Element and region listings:
______

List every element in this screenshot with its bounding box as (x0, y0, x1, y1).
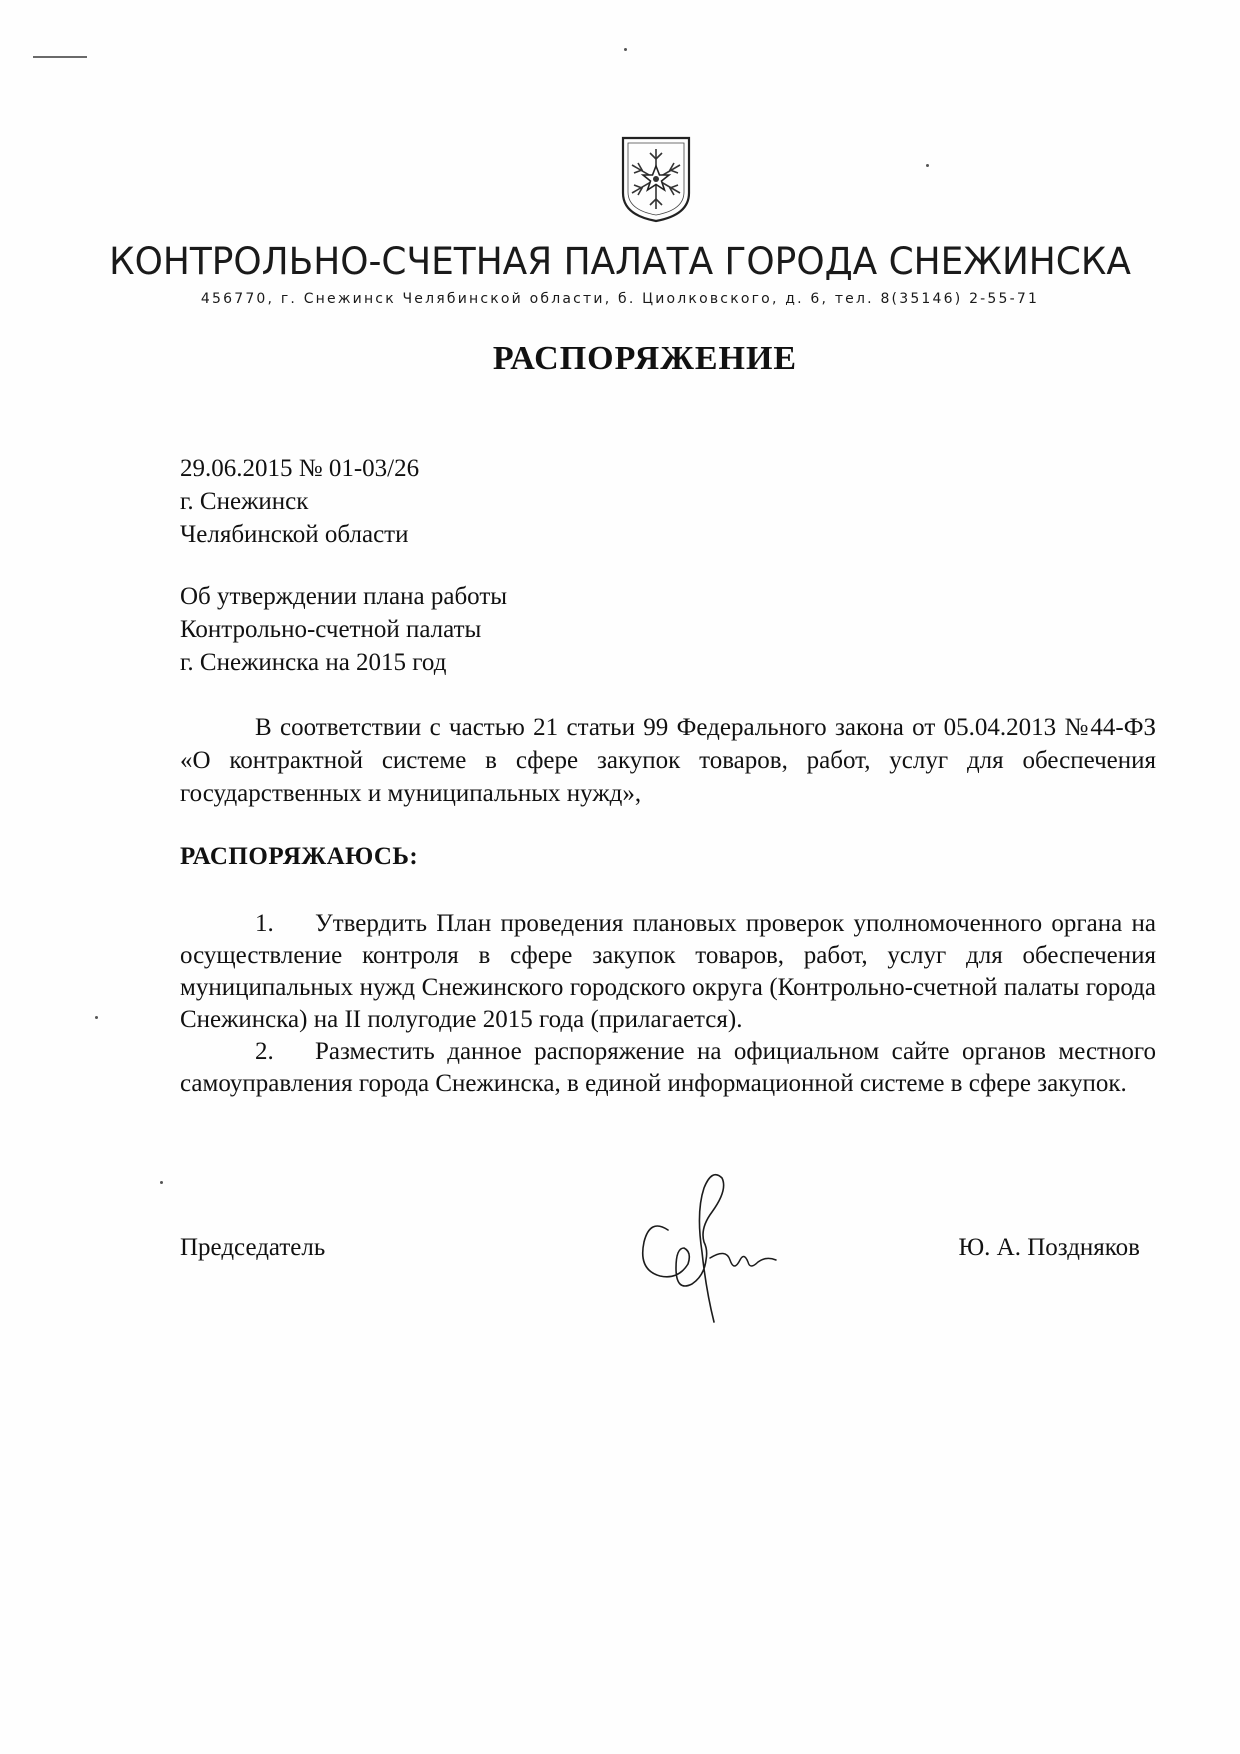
subject-line: Об утверждении плана работы (180, 583, 508, 610)
scan-speck (926, 164, 929, 167)
item-number: 1. (255, 910, 274, 937)
city: г. Снежинск (180, 488, 309, 515)
document-title: РАСПОРЯЖЕНИЕ (492, 340, 798, 377)
order-items (180, 908, 1156, 1100)
item-text: Разместить данное распоряжение на официальном сайте органов местного самоуправления города Снежинска, в единой информационной системе в сфере закупок. (180, 1038, 1156, 1097)
scan-speck (624, 48, 627, 51)
scan-speck (160, 1181, 163, 1184)
order-item (180, 1036, 1156, 1100)
subject-line: г. Снежинска на 2015 год (180, 649, 447, 676)
city-coat-of-arms-icon (620, 135, 692, 223)
signatory-name: Ю. А. Поздняков (958, 1234, 1140, 1261)
scan-speck (95, 1016, 98, 1019)
document-meta (180, 452, 419, 551)
region: Челябинской области (180, 521, 409, 548)
order-item (180, 908, 1156, 1036)
item-text: Утвердить План проведения плановых проверок уполномоченного органа на осуществление контроля в сфере закупок товаров, работ, услуг для обеспечения муниципальных нужд Снежинского городского округа (Контрольно-счетной палаты города Снежинска) на II полугодие 2015 года (прилагается). (180, 910, 1156, 1033)
organization-name: КОНТРОЛЬНО-СЧЕТНАЯ ПАЛАТА ГОРОДА СНЕЖИНСКА (109, 240, 1131, 283)
scan-artifact-line (33, 56, 87, 58)
date-number: 29.06.2015 № 01-03/26 (180, 455, 420, 482)
signatory-position: Председатель (180, 1234, 326, 1261)
subject-line: Контрольно-счетной палаты (180, 616, 482, 643)
handwritten-signature (630, 1172, 780, 1332)
organization-address: 456770, г. Снежинск Челябинской области, б. Циолковского, д. 6, тел. 8(35146) 2-55-71 (200, 291, 1040, 307)
item-number: 2. (255, 1038, 274, 1065)
document-subject (180, 580, 507, 679)
order-heading: РАСПОРЯЖАЮСЬ: (180, 843, 419, 870)
preamble-paragraph: В соответствии с частью 21 статьи 99 Федерального закона от 05.04.2013 №44-ФЗ «О контрактной системе в сфере закупок товаров, работ, услуг для обеспечения государственных и муниципальных нужд», (180, 714, 1156, 807)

______

> _Exercise instructions_
Select each of the lines above that contains the string "number", treating uppercase and lowercase as distinct.

> _Result of the task_
item-number: 1. (255, 910, 274, 937)
date-number: 29.06.2015 № 01-03/26 (180, 455, 420, 482)
item-number: 2. (255, 1038, 274, 1065)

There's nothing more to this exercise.